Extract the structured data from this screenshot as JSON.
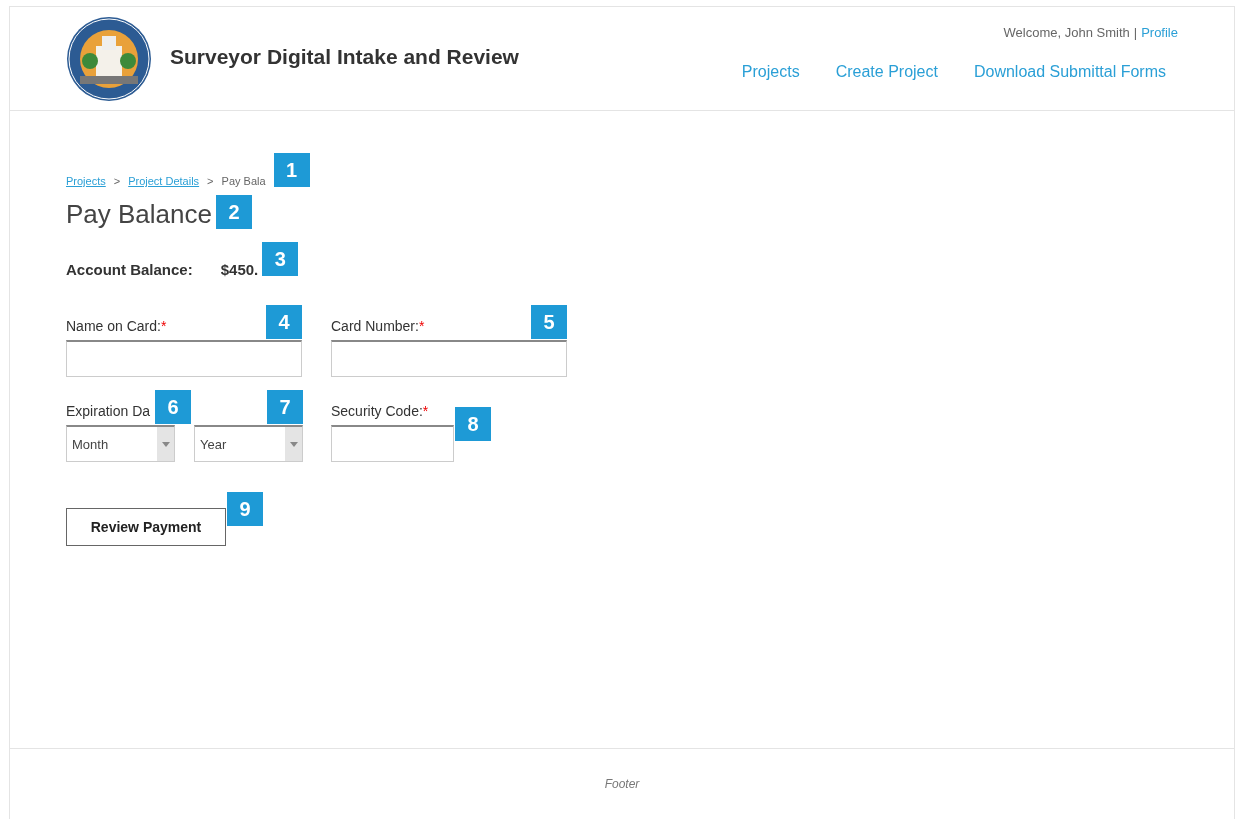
{
  "header": {
    "title": "Surveyor Digital Intake and Review",
    "welcome": "Welcome, John Smith",
    "separator": "|",
    "profile_link": "Profile",
    "nav": [
      "Projects",
      "Create Project",
      "Download Submittal Forms"
    ]
  },
  "breadcrumb": {
    "links": [
      "Projects",
      "Project Details"
    ],
    "separator": ">",
    "current": "Pay Bala"
  },
  "page_title": "Pay Balance",
  "balance": {
    "label": "Account Balance:",
    "value": "$450."
  },
  "fields": [
    {
      "kind": "text",
      "label": "Name on Card:",
      "marker": "*"
    },
    {
      "kind": "text",
      "label": "Card Number:",
      "marker": "*"
    },
    {
      "kind": "expiry",
      "label": "Expiration Da",
      "selects": [
        "Month",
        "Year"
      ]
    },
    {
      "kind": "code",
      "label": "Security Code:",
      "marker": "*"
    }
  ],
  "button": "Review Payment",
  "callouts": [
    "1",
    "2",
    "3",
    "4",
    "5",
    "6",
    "7",
    "8",
    "9"
  ],
  "footer": "Footer"
}
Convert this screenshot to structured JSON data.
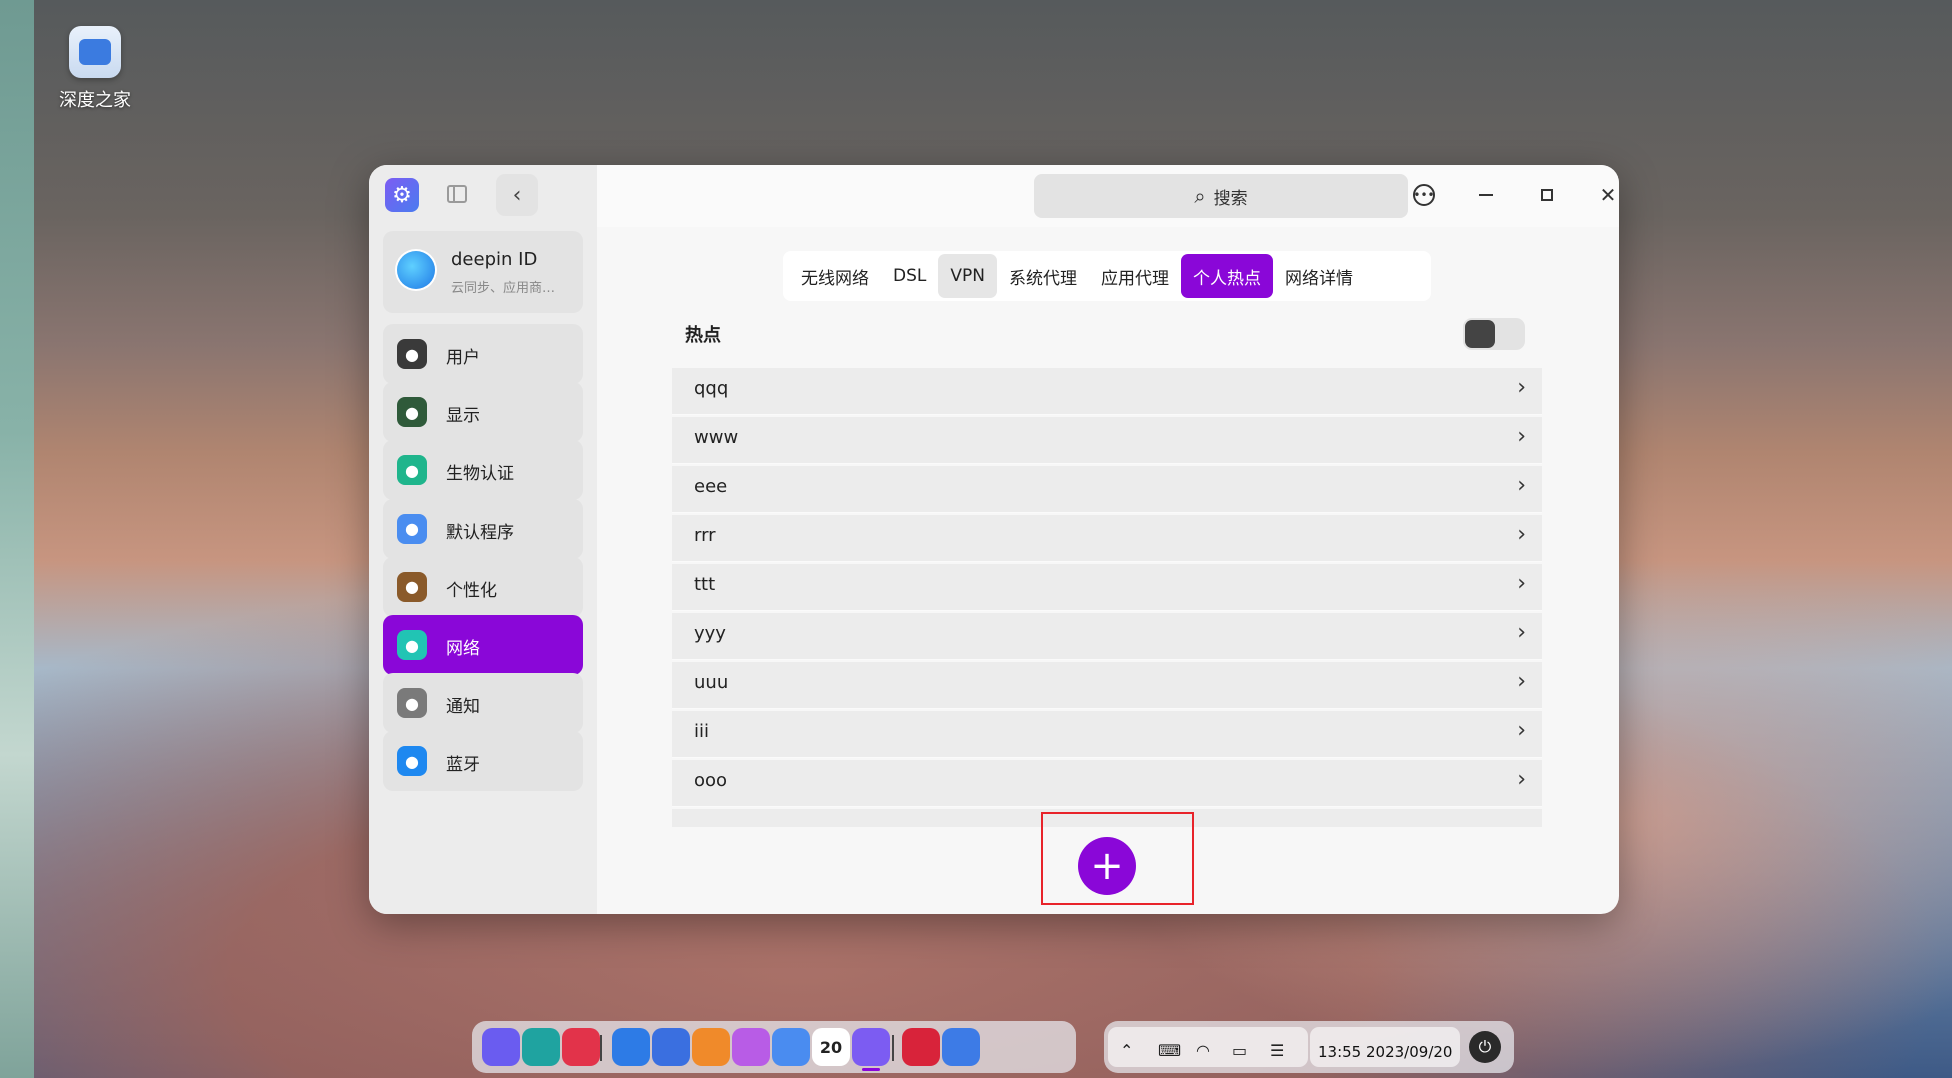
{
  "desktop": {
    "icon_label": "深度之家"
  },
  "window": {
    "search_placeholder": "搜索",
    "account": {
      "name": "deepin ID",
      "sub": "云同步、应用商…"
    },
    "nav": [
      {
        "label": "用户",
        "icon": "user-icon",
        "color": "#3a3a3a"
      },
      {
        "label": "显示",
        "icon": "display-icon",
        "color": "#2f5a3a"
      },
      {
        "label": "生物认证",
        "icon": "fingerprint-icon",
        "color": "#1fb58c"
      },
      {
        "label": "默认程序",
        "icon": "default-apps-icon",
        "color": "#4a8df0"
      },
      {
        "label": "个性化",
        "icon": "personalization-icon",
        "color": "#8a5a2a"
      },
      {
        "label": "网络",
        "icon": "network-icon",
        "color": "#21c4b4"
      },
      {
        "label": "通知",
        "icon": "bell-icon",
        "color": "#7a7a7a"
      },
      {
        "label": "蓝牙",
        "icon": "bluetooth-icon",
        "color": "#1e88f0"
      }
    ],
    "active_nav": "网络",
    "tabs": [
      "无线网络",
      "DSL",
      "VPN",
      "系统代理",
      "应用代理",
      "个人热点",
      "网络详情"
    ],
    "active_tab": "个人热点",
    "hotspot_title": "热点",
    "hotspot_enabled": false,
    "hotspots": [
      "qqq",
      "www",
      "eee",
      "rrr",
      "ttt",
      "yyy",
      "uuu",
      "iii",
      "ooo"
    ],
    "add_button_symbol": "+",
    "accent_color": "#8a07d8"
  },
  "taskbar": {
    "apps": [
      "launcher-icon",
      "file-manager-icon",
      "app-store-icon",
      "text-editor-icon",
      "browser-icon",
      "draw-icon",
      "photos-icon",
      "music-icon",
      "calendar-icon",
      "control-center-icon",
      "terminal-icon",
      "downloader-icon"
    ],
    "calendar_day": "20",
    "time": "13:55",
    "date": "2023/09/20"
  }
}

• **Written request**
Reproduce every record word for word. The copy must contain no pictures.

• **Result of the exercise**
Extract the structured data from this screenshot as JSON.
{
  "header": {
    "title": "Surveyor Digital Intake and Review",
    "welcome": "Welcome, John Smith",
    "separator": "|",
    "profile_link": "Profile",
    "nav": [
      "Projects",
      "Create Project",
      "Download Submittal Forms"
    ]
  },
  "breadcrumb": {
    "links": [
      "Projects",
      "Project Details"
    ],
    "separator": ">",
    "current": "Pay Bala"
  },
  "page_title": "Pay Balance",
  "balance": {
    "label": "Account Balance:",
    "value": "$450."
  },
  "fields": [
    {
      "kind": "text",
      "label": "Name on Card:",
      "marker": "*"
    },
    {
      "kind": "text",
      "label": "Card Number:",
      "marker": "*"
    },
    {
      "kind": "expiry",
      "label": "Expiration Da",
      "selects": [
        "Month",
        "Year"
      ]
    },
    {
      "kind": "code",
      "label": "Security Code:",
      "marker": "*"
    }
  ],
  "button": "Review Payment",
  "callouts": [
    "1",
    "2",
    "3",
    "4",
    "5",
    "6",
    "7",
    "8",
    "9"
  ],
  "footer": "Footer"
}
Convert this screenshot to structured JSON data.
{
  "desktop": {
    "icon_label": "深度之家"
  },
  "window": {
    "search_placeholder": "搜索",
    "account": {
      "name": "deepin ID",
      "sub": "云同步、应用商…"
    },
    "nav": [
      {
        "label": "用户",
        "icon": "user-icon",
        "color": "#3a3a3a"
      },
      {
        "label": "显示",
        "icon": "display-icon",
        "color": "#2f5a3a"
      },
      {
        "label": "生物认证",
        "icon": "fingerprint-icon",
        "color": "#1fb58c"
      },
      {
        "label": "默认程序",
        "icon": "default-apps-icon",
        "color": "#4a8df0"
      },
      {
        "label": "个性化",
        "icon": "personalization-icon",
        "color": "#8a5a2a"
      },
      {
        "label": "网络",
        "icon": "network-icon",
        "color": "#21c4b4"
      },
      {
        "label": "通知",
        "icon": "bell-icon",
        "color": "#7a7a7a"
      },
      {
        "label": "蓝牙",
        "icon": "bluetooth-icon",
        "color": "#1e88f0"
      }
    ],
    "active_nav": "网络",
    "tabs": [
      "无线网络",
      "DSL",
      "VPN",
      "系统代理",
      "应用代理",
      "个人热点",
      "网络详情"
    ],
    "active_tab": "个人热点",
    "hotspot_title": "热点",
    "hotspot_enabled": false,
    "hotspots": [
      "qqq",
      "www",
      "eee",
      "rrr",
      "ttt",
      "yyy",
      "uuu",
      "iii",
      "ooo"
    ],
    "add_button_symbol": "+",
    "accent_color": "#8a07d8"
  },
  "taskbar": {
    "apps": [
      "launcher-icon",
      "file-manager-icon",
      "app-store-icon",
      "text-editor-icon",
      "browser-icon",
      "draw-icon",
      "photos-icon",
      "music-icon",
      "calendar-icon",
      "control-center-icon",
      "terminal-icon",
      "downloader-icon"
    ],
    "calendar_day": "20",
    "time": "13:55",
    "date": "2023/09/20"
  }
}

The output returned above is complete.